WRITTEN PROBLEM:
Make an exact copy of all the entries, but do not reproduce the pictures.

* Begin *

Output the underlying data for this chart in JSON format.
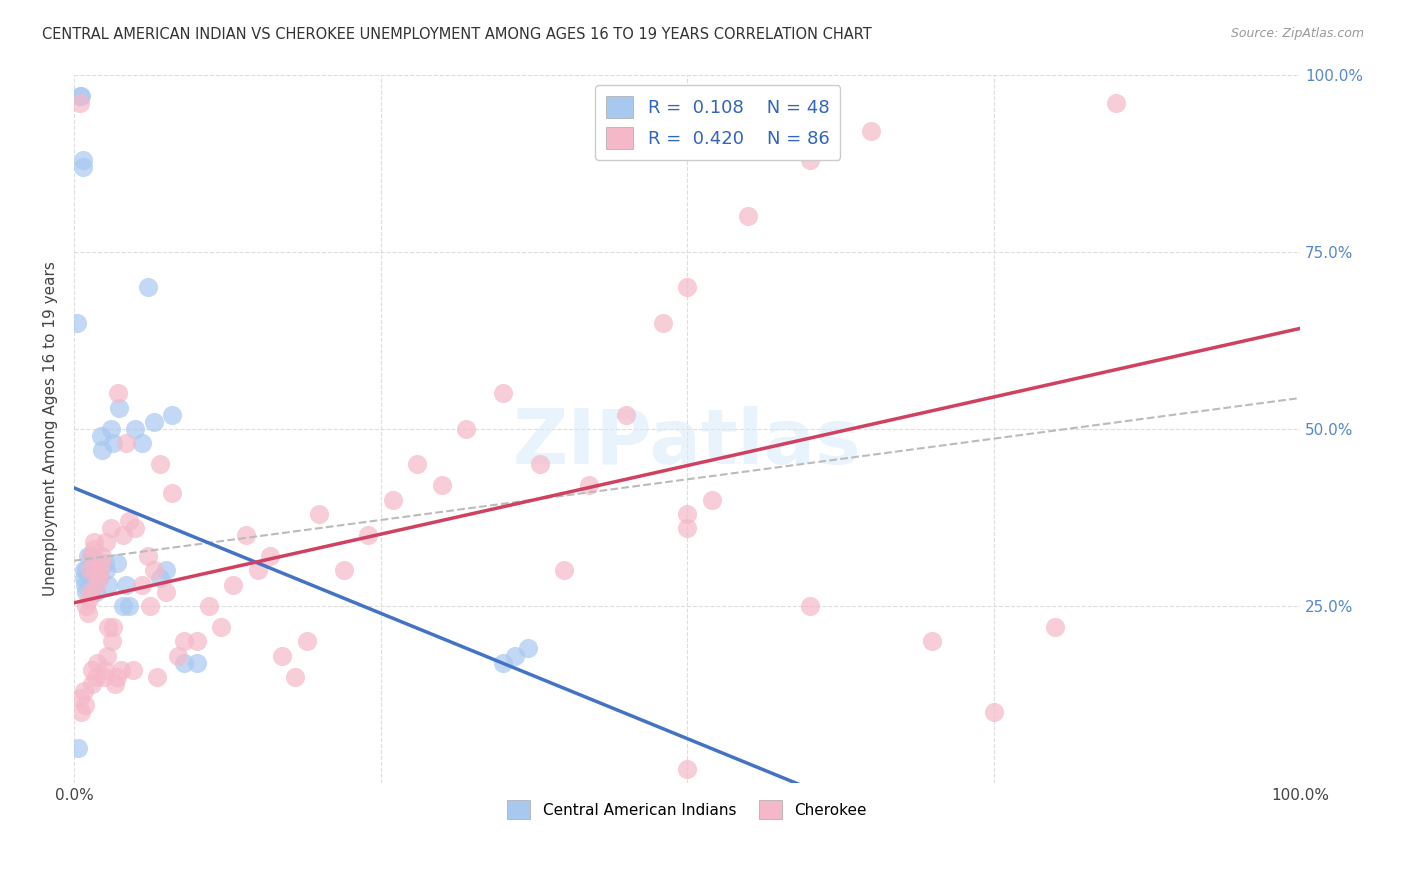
{
  "title": "CENTRAL AMERICAN INDIAN VS CHEROKEE UNEMPLOYMENT AMONG AGES 16 TO 19 YEARS CORRELATION CHART",
  "source": "Source: ZipAtlas.com",
  "ylabel": "Unemployment Among Ages 16 to 19 years",
  "watermark": "ZIPatlas",
  "legend_blue_label": "R =  0.108    N = 48",
  "legend_pink_label": "R =  0.420    N = 86",
  "blue_color": "#A8C8F0",
  "pink_color": "#F5B8C8",
  "blue_line_color": "#4472C4",
  "pink_line_color": "#D04060",
  "dash_line_color": "#BBBBBB",
  "grid_color": "#DDDDDD",
  "background_color": "#FFFFFF",
  "blue_x": [
    0.003,
    0.005,
    0.006,
    0.007,
    0.007,
    0.008,
    0.008,
    0.009,
    0.01,
    0.01,
    0.011,
    0.012,
    0.013,
    0.014,
    0.015,
    0.015,
    0.016,
    0.017,
    0.018,
    0.018,
    0.019,
    0.02,
    0.021,
    0.022,
    0.023,
    0.025,
    0.026,
    0.028,
    0.03,
    0.032,
    0.035,
    0.037,
    0.04,
    0.042,
    0.045,
    0.05,
    0.055,
    0.06,
    0.065,
    0.07,
    0.075,
    0.08,
    0.09,
    0.1,
    0.35,
    0.36,
    0.37,
    0.002
  ],
  "blue_y": [
    0.05,
    0.97,
    0.97,
    0.87,
    0.88,
    0.29,
    0.3,
    0.28,
    0.27,
    0.3,
    0.32,
    0.29,
    0.28,
    0.27,
    0.3,
    0.32,
    0.29,
    0.31,
    0.27,
    0.29,
    0.3,
    0.29,
    0.31,
    0.49,
    0.47,
    0.31,
    0.3,
    0.28,
    0.5,
    0.48,
    0.31,
    0.53,
    0.25,
    0.28,
    0.25,
    0.5,
    0.48,
    0.7,
    0.51,
    0.29,
    0.3,
    0.52,
    0.17,
    0.17,
    0.17,
    0.18,
    0.19,
    0.65
  ],
  "pink_x": [
    0.005,
    0.006,
    0.008,
    0.009,
    0.01,
    0.011,
    0.012,
    0.013,
    0.013,
    0.014,
    0.015,
    0.015,
    0.016,
    0.016,
    0.017,
    0.018,
    0.018,
    0.019,
    0.02,
    0.021,
    0.022,
    0.023,
    0.024,
    0.025,
    0.026,
    0.027,
    0.028,
    0.03,
    0.031,
    0.032,
    0.033,
    0.035,
    0.036,
    0.038,
    0.04,
    0.042,
    0.045,
    0.048,
    0.05,
    0.055,
    0.06,
    0.062,
    0.065,
    0.068,
    0.07,
    0.075,
    0.08,
    0.085,
    0.09,
    0.1,
    0.11,
    0.12,
    0.13,
    0.14,
    0.15,
    0.16,
    0.17,
    0.18,
    0.19,
    0.2,
    0.22,
    0.24,
    0.26,
    0.28,
    0.3,
    0.32,
    0.35,
    0.38,
    0.4,
    0.42,
    0.45,
    0.48,
    0.5,
    0.55,
    0.6,
    0.65,
    0.7,
    0.75,
    0.8,
    0.85,
    0.5,
    0.52,
    0.5,
    0.6,
    0.005,
    0.5
  ],
  "pink_y": [
    0.12,
    0.1,
    0.13,
    0.11,
    0.25,
    0.24,
    0.26,
    0.27,
    0.3,
    0.32,
    0.14,
    0.16,
    0.34,
    0.33,
    0.3,
    0.28,
    0.15,
    0.17,
    0.29,
    0.3,
    0.31,
    0.32,
    0.15,
    0.16,
    0.34,
    0.18,
    0.22,
    0.36,
    0.2,
    0.22,
    0.14,
    0.15,
    0.55,
    0.16,
    0.35,
    0.48,
    0.37,
    0.16,
    0.36,
    0.28,
    0.32,
    0.25,
    0.3,
    0.15,
    0.45,
    0.27,
    0.41,
    0.18,
    0.2,
    0.2,
    0.25,
    0.22,
    0.28,
    0.35,
    0.3,
    0.32,
    0.18,
    0.15,
    0.2,
    0.38,
    0.3,
    0.35,
    0.4,
    0.45,
    0.42,
    0.5,
    0.55,
    0.45,
    0.3,
    0.42,
    0.52,
    0.65,
    0.7,
    0.8,
    0.88,
    0.92,
    0.2,
    0.1,
    0.22,
    0.96,
    0.38,
    0.4,
    0.02,
    0.25,
    0.96,
    0.36
  ]
}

* End *

FULL SOLUTION:
Output the underlying data for this chart in JSON format.
{
  "title": "CENTRAL AMERICAN INDIAN VS CHEROKEE UNEMPLOYMENT AMONG AGES 16 TO 19 YEARS CORRELATION CHART",
  "source": "Source: ZipAtlas.com",
  "ylabel": "Unemployment Among Ages 16 to 19 years",
  "watermark": "ZIPatlas",
  "legend_blue_label": "R =  0.108    N = 48",
  "legend_pink_label": "R =  0.420    N = 86",
  "blue_color": "#A8C8F0",
  "pink_color": "#F5B8C8",
  "blue_line_color": "#4472C4",
  "pink_line_color": "#D04060",
  "dash_line_color": "#BBBBBB",
  "grid_color": "#DDDDDD",
  "background_color": "#FFFFFF",
  "blue_x": [
    0.003,
    0.005,
    0.006,
    0.007,
    0.007,
    0.008,
    0.008,
    0.009,
    0.01,
    0.01,
    0.011,
    0.012,
    0.013,
    0.014,
    0.015,
    0.015,
    0.016,
    0.017,
    0.018,
    0.018,
    0.019,
    0.02,
    0.021,
    0.022,
    0.023,
    0.025,
    0.026,
    0.028,
    0.03,
    0.032,
    0.035,
    0.037,
    0.04,
    0.042,
    0.045,
    0.05,
    0.055,
    0.06,
    0.065,
    0.07,
    0.075,
    0.08,
    0.09,
    0.1,
    0.35,
    0.36,
    0.37,
    0.002
  ],
  "blue_y": [
    0.05,
    0.97,
    0.97,
    0.87,
    0.88,
    0.29,
    0.3,
    0.28,
    0.27,
    0.3,
    0.32,
    0.29,
    0.28,
    0.27,
    0.3,
    0.32,
    0.29,
    0.31,
    0.27,
    0.29,
    0.3,
    0.29,
    0.31,
    0.49,
    0.47,
    0.31,
    0.3,
    0.28,
    0.5,
    0.48,
    0.31,
    0.53,
    0.25,
    0.28,
    0.25,
    0.5,
    0.48,
    0.7,
    0.51,
    0.29,
    0.3,
    0.52,
    0.17,
    0.17,
    0.17,
    0.18,
    0.19,
    0.65
  ],
  "pink_x": [
    0.005,
    0.006,
    0.008,
    0.009,
    0.01,
    0.011,
    0.012,
    0.013,
    0.013,
    0.014,
    0.015,
    0.015,
    0.016,
    0.016,
    0.017,
    0.018,
    0.018,
    0.019,
    0.02,
    0.021,
    0.022,
    0.023,
    0.024,
    0.025,
    0.026,
    0.027,
    0.028,
    0.03,
    0.031,
    0.032,
    0.033,
    0.035,
    0.036,
    0.038,
    0.04,
    0.042,
    0.045,
    0.048,
    0.05,
    0.055,
    0.06,
    0.062,
    0.065,
    0.068,
    0.07,
    0.075,
    0.08,
    0.085,
    0.09,
    0.1,
    0.11,
    0.12,
    0.13,
    0.14,
    0.15,
    0.16,
    0.17,
    0.18,
    0.19,
    0.2,
    0.22,
    0.24,
    0.26,
    0.28,
    0.3,
    0.32,
    0.35,
    0.38,
    0.4,
    0.42,
    0.45,
    0.48,
    0.5,
    0.55,
    0.6,
    0.65,
    0.7,
    0.75,
    0.8,
    0.85,
    0.5,
    0.52,
    0.5,
    0.6,
    0.005,
    0.5
  ],
  "pink_y": [
    0.12,
    0.1,
    0.13,
    0.11,
    0.25,
    0.24,
    0.26,
    0.27,
    0.3,
    0.32,
    0.14,
    0.16,
    0.34,
    0.33,
    0.3,
    0.28,
    0.15,
    0.17,
    0.29,
    0.3,
    0.31,
    0.32,
    0.15,
    0.16,
    0.34,
    0.18,
    0.22,
    0.36,
    0.2,
    0.22,
    0.14,
    0.15,
    0.55,
    0.16,
    0.35,
    0.48,
    0.37,
    0.16,
    0.36,
    0.28,
    0.32,
    0.25,
    0.3,
    0.15,
    0.45,
    0.27,
    0.41,
    0.18,
    0.2,
    0.2,
    0.25,
    0.22,
    0.28,
    0.35,
    0.3,
    0.32,
    0.18,
    0.15,
    0.2,
    0.38,
    0.3,
    0.35,
    0.4,
    0.45,
    0.42,
    0.5,
    0.55,
    0.45,
    0.3,
    0.42,
    0.52,
    0.65,
    0.7,
    0.8,
    0.88,
    0.92,
    0.2,
    0.1,
    0.22,
    0.96,
    0.38,
    0.4,
    0.02,
    0.25,
    0.96,
    0.36
  ]
}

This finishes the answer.